> _EXERCISE DESCRIPTION_: In the material below, identify each line bearing the word "this". Reproduce those lines.

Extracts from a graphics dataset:
=-=-=
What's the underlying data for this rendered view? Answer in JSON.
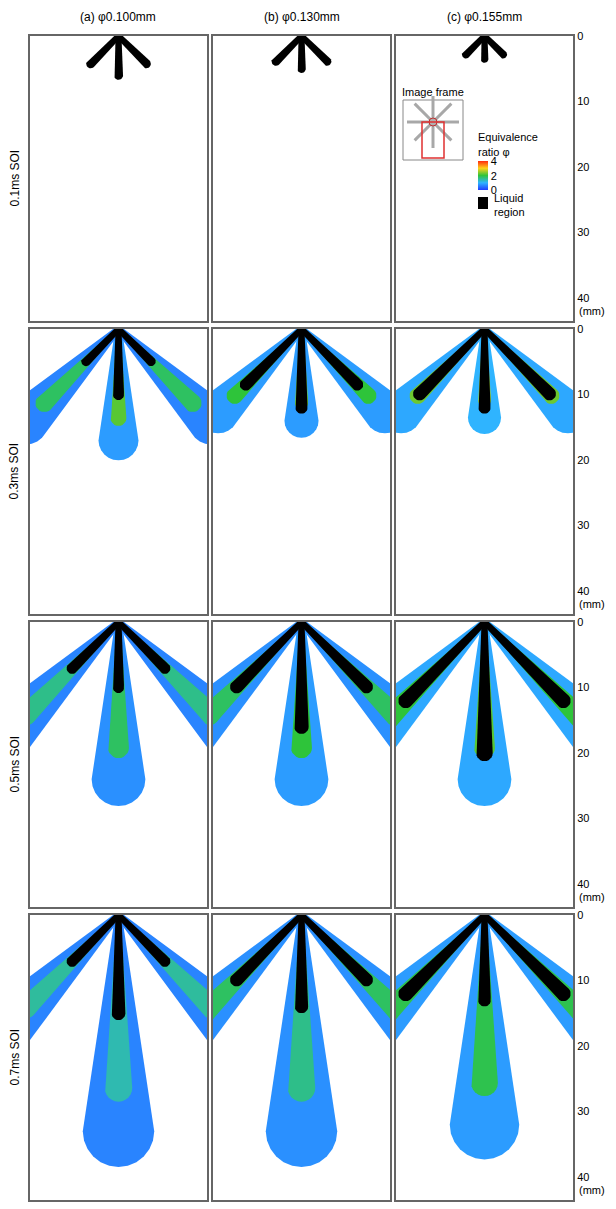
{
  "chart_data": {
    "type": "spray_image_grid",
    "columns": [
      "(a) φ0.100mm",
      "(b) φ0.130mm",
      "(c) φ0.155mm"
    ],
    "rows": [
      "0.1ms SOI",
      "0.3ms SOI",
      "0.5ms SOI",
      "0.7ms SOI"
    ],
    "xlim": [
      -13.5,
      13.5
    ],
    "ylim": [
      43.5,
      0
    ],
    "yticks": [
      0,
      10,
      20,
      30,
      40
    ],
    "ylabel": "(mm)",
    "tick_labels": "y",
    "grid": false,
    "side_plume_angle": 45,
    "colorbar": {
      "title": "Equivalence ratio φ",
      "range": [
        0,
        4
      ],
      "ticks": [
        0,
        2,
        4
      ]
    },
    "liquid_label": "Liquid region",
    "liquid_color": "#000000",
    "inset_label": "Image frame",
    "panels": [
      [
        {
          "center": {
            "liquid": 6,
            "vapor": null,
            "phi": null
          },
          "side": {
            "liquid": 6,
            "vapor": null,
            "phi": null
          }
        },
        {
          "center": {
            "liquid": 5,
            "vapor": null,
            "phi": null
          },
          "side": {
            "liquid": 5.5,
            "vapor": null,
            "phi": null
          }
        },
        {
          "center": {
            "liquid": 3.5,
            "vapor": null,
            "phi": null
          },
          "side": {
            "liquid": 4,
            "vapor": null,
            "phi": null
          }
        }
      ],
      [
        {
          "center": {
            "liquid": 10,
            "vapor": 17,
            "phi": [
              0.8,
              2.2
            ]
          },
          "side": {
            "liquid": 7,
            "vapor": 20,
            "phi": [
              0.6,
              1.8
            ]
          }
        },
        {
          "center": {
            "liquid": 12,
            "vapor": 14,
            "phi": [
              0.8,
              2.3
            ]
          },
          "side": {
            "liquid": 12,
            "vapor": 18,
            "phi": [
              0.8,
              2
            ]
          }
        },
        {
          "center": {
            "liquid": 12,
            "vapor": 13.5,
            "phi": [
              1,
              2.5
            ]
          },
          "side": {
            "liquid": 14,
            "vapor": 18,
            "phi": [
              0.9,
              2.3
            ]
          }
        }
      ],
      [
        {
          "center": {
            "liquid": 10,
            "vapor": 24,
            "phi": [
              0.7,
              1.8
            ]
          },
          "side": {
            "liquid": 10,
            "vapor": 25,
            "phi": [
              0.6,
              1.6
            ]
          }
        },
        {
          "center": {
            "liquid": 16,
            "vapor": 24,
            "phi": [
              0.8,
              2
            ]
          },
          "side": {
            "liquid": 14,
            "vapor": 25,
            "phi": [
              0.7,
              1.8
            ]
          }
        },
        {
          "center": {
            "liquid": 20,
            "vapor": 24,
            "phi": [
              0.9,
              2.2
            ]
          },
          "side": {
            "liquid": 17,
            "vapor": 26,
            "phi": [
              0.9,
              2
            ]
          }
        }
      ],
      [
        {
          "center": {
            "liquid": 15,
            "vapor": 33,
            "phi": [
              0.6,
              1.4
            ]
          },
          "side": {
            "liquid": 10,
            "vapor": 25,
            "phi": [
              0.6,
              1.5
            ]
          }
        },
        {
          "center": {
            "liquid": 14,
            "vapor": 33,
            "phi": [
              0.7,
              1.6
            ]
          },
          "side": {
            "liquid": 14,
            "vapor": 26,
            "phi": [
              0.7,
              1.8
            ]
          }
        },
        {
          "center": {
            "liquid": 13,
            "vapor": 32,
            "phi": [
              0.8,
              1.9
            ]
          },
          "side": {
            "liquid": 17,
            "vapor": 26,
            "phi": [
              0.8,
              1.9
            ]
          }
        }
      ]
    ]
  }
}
=-=-=
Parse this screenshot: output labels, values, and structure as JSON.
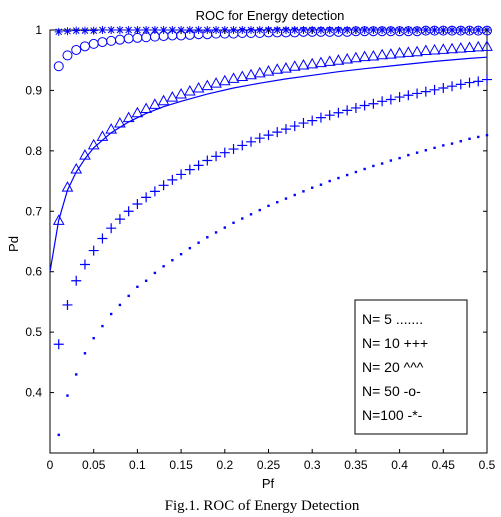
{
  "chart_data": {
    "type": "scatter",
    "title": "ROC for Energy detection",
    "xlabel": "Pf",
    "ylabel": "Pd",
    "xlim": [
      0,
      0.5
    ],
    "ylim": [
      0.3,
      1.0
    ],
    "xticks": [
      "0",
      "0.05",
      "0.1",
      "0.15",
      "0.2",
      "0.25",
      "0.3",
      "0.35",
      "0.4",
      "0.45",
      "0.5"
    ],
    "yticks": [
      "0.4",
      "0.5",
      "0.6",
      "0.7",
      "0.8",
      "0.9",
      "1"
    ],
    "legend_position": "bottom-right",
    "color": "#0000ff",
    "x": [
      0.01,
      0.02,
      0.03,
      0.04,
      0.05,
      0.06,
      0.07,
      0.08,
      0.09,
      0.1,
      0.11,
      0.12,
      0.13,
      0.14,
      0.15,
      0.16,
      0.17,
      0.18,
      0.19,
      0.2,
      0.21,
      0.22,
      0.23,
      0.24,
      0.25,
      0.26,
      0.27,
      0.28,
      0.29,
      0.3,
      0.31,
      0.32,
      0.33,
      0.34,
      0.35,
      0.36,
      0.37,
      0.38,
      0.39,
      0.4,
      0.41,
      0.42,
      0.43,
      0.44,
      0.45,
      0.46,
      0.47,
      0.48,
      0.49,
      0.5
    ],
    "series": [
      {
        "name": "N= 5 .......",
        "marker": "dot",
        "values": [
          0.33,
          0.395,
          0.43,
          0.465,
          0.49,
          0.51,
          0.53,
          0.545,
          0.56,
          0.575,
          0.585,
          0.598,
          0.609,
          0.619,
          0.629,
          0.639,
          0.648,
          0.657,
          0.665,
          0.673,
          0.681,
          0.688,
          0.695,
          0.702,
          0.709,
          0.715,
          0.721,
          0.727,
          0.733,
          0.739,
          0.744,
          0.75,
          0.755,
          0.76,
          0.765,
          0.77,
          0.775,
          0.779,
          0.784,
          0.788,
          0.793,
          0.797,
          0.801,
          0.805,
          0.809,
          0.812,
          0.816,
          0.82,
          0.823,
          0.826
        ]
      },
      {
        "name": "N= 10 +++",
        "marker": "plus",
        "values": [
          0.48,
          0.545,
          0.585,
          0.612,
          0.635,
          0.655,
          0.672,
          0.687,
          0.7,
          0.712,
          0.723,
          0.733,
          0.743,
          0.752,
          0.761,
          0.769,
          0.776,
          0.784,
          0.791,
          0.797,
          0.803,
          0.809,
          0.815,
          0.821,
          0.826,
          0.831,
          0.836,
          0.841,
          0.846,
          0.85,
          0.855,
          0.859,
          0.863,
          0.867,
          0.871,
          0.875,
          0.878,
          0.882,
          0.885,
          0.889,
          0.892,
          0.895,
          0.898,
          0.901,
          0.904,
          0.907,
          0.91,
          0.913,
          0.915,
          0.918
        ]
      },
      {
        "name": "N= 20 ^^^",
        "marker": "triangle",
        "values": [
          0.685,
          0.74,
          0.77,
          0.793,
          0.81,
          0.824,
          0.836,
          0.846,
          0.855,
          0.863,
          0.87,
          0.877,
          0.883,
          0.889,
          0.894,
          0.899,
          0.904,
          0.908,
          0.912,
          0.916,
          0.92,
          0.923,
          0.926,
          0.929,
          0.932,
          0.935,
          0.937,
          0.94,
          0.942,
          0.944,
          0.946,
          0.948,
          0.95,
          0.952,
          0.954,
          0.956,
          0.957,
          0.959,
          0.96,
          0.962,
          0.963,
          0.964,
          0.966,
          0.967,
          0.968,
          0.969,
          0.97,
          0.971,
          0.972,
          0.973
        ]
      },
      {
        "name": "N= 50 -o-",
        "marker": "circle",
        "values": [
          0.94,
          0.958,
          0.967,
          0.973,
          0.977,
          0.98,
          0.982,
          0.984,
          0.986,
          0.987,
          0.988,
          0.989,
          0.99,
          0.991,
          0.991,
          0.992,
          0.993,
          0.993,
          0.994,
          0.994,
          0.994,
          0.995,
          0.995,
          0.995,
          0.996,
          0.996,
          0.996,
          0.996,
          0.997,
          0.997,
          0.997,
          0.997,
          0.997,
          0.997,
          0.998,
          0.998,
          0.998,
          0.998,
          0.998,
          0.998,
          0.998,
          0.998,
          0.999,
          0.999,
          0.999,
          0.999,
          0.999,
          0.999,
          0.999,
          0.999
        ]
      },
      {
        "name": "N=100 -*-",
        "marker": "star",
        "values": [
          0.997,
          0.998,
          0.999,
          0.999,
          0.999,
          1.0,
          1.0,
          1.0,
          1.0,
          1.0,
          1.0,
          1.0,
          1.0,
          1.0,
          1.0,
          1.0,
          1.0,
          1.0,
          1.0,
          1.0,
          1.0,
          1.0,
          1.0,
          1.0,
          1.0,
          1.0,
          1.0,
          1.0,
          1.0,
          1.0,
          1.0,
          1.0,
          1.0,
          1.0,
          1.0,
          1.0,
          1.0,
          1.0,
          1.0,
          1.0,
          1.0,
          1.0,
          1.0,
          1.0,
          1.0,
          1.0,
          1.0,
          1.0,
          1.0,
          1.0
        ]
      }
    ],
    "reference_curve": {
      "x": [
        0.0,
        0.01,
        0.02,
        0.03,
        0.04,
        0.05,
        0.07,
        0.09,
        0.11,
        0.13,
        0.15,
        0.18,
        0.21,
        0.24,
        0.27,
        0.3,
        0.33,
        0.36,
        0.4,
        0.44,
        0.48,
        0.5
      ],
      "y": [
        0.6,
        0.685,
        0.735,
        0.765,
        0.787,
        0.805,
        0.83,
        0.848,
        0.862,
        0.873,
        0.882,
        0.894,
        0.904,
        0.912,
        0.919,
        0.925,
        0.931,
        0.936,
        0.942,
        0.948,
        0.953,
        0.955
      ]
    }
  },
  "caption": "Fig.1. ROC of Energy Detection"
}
=-=-=
> _RESULT OF THE TASK_:
What's the underlying data for this rendered view? Answer in JSON.
Parse this screenshot: output labels, values, and structure as JSON.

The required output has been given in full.